• Your goal: What is the number of lines containing the string "Antenna"? Answer with the number only.

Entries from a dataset
##########

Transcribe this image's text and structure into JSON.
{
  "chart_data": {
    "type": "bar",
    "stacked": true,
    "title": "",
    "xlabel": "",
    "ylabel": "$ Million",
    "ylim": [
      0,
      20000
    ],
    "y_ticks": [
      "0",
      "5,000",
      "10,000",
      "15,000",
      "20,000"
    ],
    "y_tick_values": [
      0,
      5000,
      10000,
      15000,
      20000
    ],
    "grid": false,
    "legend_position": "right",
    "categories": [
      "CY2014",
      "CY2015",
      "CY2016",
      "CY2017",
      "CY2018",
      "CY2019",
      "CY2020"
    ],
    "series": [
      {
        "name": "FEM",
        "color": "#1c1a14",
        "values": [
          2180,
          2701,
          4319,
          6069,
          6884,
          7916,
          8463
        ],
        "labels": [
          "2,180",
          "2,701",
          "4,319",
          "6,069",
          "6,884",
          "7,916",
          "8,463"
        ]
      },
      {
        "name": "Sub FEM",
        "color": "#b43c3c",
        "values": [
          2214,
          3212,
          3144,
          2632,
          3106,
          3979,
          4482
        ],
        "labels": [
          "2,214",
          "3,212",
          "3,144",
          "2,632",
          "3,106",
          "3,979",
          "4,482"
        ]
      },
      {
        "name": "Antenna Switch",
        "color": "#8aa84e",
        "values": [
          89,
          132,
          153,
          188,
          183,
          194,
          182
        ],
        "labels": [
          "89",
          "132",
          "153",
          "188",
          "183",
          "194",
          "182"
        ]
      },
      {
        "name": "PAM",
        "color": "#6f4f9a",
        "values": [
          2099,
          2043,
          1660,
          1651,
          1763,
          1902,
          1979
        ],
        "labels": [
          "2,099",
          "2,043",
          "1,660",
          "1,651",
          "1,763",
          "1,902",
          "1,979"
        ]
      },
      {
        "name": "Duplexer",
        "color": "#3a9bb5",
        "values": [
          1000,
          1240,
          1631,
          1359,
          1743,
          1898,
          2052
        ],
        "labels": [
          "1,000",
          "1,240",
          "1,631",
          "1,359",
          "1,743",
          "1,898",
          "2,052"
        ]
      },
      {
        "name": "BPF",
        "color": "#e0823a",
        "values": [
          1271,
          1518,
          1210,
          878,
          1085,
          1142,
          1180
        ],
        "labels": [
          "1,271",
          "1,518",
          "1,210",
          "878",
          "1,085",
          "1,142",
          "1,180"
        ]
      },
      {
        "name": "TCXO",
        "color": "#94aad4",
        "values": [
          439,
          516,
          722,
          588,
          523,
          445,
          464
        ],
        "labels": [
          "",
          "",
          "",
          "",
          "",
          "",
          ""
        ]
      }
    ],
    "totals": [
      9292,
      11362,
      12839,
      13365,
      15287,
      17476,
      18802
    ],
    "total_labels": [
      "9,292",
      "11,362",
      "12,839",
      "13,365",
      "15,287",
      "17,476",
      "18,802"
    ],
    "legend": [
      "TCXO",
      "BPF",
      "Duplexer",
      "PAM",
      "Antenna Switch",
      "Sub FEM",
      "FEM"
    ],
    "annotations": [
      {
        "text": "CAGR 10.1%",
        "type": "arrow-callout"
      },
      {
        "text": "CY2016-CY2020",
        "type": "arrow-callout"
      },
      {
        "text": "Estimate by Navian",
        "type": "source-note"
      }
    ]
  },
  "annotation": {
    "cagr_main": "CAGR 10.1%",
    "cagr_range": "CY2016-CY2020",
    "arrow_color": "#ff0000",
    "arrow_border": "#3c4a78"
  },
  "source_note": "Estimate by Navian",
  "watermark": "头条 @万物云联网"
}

##########

• In response: 2